- _Do this_
Scan the lines below; pull out those with "name".
——
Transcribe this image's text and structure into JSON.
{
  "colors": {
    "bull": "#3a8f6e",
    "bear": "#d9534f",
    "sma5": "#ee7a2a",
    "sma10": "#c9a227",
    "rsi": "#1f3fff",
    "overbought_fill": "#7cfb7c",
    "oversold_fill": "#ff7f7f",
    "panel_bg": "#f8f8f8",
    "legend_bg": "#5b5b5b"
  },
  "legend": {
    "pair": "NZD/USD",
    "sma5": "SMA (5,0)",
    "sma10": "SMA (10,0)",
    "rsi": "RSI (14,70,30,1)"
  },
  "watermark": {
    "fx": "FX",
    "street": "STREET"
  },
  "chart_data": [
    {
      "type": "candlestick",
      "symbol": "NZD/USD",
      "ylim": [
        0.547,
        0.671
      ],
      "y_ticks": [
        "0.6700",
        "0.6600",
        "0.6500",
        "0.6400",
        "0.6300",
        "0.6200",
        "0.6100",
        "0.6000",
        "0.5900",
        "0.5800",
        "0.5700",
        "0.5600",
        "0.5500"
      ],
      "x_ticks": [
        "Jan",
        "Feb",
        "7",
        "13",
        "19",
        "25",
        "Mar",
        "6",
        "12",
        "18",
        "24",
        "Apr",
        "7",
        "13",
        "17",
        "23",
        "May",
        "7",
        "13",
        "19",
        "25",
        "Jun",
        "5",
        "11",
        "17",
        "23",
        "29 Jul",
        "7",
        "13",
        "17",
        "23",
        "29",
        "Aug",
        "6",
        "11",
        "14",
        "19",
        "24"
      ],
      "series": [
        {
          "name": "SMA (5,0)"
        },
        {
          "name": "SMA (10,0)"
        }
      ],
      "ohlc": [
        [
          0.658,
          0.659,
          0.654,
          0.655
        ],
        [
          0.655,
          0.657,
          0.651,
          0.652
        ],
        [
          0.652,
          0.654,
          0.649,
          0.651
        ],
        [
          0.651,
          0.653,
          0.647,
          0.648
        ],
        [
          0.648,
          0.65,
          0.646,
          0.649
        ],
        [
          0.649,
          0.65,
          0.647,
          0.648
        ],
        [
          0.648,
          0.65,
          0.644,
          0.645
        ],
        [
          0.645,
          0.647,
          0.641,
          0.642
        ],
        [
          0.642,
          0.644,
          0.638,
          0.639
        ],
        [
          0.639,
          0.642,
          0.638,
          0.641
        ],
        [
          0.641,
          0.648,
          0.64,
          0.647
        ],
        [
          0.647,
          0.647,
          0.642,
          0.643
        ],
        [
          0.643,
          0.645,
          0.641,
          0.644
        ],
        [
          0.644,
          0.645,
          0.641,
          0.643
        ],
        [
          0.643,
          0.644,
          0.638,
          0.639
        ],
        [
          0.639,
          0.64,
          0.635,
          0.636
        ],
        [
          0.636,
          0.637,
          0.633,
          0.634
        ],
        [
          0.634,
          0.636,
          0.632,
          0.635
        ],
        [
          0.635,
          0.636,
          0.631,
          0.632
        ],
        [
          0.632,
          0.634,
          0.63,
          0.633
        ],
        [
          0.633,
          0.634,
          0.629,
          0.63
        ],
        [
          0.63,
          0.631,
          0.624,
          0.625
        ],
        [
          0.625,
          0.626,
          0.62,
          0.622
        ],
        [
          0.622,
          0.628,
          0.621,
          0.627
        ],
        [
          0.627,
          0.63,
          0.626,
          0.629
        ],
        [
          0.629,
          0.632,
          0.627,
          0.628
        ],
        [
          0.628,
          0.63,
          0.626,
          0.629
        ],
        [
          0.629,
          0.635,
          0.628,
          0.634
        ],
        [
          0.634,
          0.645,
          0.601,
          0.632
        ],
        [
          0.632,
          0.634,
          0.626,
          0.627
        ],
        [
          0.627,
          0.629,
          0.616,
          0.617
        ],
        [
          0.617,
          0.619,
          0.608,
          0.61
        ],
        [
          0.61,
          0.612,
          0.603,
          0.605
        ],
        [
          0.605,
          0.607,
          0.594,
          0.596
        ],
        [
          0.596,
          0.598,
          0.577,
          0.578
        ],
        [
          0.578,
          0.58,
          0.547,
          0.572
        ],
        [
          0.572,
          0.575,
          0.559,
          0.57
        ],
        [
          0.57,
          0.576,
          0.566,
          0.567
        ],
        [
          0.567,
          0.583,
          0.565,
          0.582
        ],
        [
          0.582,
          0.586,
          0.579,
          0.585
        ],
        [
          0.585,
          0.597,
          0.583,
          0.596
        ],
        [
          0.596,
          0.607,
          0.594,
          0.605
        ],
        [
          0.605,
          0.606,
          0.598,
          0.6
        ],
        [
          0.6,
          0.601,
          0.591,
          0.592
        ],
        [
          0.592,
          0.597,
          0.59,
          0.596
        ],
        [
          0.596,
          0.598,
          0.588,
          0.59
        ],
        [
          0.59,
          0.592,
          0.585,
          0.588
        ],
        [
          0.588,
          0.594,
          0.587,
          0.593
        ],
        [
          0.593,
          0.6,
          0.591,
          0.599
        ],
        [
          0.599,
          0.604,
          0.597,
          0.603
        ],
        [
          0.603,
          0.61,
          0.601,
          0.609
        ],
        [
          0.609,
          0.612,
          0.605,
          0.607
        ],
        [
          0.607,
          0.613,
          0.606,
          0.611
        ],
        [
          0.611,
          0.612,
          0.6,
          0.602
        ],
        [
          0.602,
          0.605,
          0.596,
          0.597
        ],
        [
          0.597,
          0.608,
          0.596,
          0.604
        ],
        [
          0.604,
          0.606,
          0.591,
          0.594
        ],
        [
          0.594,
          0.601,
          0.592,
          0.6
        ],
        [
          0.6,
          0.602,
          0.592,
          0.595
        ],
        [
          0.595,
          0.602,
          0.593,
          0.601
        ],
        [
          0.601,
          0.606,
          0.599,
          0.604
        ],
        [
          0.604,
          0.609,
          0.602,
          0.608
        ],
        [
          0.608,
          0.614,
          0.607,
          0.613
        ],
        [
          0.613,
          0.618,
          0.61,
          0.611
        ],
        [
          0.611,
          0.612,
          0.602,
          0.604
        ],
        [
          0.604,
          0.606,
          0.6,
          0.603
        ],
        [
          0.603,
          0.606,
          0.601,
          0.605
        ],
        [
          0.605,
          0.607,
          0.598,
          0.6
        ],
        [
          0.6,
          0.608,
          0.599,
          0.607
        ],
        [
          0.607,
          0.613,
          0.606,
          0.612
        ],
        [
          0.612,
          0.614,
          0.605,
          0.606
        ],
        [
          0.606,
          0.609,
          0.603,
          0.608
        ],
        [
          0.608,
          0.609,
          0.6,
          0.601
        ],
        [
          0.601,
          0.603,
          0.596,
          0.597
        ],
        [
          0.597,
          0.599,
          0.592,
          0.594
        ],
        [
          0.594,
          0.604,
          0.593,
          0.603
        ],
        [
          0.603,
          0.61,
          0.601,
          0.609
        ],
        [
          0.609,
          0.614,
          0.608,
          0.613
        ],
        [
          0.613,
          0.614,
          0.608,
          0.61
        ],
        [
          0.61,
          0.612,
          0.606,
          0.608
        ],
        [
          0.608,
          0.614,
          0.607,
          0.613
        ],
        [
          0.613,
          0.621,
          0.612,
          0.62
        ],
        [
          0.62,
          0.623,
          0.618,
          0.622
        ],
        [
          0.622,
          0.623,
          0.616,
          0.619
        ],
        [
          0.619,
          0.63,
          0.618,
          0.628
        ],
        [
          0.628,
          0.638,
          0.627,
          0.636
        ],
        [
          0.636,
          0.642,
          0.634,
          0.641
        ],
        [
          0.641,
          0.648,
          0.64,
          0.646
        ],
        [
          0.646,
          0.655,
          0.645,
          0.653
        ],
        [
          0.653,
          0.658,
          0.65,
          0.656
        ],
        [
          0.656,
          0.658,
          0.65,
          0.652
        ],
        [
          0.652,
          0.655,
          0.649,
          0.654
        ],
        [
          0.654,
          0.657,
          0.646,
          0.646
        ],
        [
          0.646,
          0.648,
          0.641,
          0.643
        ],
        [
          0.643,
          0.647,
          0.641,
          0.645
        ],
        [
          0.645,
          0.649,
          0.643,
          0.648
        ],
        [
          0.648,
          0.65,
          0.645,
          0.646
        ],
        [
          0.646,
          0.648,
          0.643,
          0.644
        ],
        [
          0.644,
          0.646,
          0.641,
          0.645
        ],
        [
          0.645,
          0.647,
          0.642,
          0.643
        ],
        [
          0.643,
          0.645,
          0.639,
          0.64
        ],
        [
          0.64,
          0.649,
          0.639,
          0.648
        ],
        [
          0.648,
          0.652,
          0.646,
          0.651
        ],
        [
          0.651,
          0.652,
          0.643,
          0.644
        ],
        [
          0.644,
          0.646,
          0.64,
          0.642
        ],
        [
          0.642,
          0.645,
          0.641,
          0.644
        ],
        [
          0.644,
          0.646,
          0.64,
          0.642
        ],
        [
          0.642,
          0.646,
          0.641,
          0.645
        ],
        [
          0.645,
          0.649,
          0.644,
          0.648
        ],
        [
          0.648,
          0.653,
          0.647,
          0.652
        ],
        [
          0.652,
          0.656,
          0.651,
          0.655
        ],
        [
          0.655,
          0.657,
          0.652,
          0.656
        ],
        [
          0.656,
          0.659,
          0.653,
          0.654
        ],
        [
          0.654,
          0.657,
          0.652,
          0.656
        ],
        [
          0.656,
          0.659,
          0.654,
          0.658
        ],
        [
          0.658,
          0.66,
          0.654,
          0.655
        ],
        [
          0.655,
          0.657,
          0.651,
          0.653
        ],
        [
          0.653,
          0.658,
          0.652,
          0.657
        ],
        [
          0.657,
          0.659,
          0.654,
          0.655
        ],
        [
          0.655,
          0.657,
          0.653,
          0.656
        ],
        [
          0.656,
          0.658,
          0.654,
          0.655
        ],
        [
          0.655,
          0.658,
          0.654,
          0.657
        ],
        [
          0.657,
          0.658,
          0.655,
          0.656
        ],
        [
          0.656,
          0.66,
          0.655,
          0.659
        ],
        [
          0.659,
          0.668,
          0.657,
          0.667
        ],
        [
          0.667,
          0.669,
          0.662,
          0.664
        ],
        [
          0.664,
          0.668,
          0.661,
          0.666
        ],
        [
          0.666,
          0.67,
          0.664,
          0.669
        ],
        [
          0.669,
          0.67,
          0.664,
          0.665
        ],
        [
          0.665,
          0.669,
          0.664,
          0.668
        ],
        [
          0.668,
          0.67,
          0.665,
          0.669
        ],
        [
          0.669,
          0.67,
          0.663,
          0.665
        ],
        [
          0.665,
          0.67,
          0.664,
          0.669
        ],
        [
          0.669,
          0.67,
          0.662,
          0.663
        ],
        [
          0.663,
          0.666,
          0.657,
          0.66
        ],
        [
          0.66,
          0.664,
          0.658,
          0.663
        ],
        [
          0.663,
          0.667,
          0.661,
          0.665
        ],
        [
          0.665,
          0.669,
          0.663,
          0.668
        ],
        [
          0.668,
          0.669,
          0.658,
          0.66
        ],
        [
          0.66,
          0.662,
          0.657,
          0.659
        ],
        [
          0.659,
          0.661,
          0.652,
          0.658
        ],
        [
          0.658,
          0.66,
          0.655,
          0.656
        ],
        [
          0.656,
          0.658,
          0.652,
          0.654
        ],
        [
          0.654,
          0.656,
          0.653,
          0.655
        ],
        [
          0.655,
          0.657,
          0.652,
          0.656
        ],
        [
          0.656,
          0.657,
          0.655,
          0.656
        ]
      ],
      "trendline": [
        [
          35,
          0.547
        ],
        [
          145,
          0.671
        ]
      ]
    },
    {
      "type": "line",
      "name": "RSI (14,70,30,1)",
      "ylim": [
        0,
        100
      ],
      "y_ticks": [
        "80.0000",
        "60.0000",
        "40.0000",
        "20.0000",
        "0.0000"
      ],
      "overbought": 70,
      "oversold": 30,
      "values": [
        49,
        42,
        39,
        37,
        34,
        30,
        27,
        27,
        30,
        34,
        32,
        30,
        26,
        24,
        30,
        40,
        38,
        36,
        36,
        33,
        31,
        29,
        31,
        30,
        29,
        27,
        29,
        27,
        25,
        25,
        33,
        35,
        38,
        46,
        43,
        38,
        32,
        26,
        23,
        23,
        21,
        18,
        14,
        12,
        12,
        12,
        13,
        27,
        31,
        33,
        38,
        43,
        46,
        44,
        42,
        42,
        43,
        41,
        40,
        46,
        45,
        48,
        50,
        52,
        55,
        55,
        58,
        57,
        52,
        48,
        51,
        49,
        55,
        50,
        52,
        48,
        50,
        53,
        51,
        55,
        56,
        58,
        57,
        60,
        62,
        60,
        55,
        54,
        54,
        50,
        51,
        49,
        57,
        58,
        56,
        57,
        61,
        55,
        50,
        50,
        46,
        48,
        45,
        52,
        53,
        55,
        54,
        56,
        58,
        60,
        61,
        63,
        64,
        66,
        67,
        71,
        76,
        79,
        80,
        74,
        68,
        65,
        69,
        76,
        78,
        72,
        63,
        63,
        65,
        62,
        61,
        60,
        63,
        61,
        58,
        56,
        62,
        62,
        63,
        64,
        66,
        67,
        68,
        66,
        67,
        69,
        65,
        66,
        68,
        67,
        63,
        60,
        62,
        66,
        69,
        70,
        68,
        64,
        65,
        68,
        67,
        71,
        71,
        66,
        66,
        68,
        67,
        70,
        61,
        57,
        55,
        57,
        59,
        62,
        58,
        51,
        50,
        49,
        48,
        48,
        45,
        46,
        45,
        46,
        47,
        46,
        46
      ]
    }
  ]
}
——
- _Complete answer_
          "name": "SMA (5,0)"
          "name": "SMA (10,0)"
      "name": "RSI (14,70,30,1)",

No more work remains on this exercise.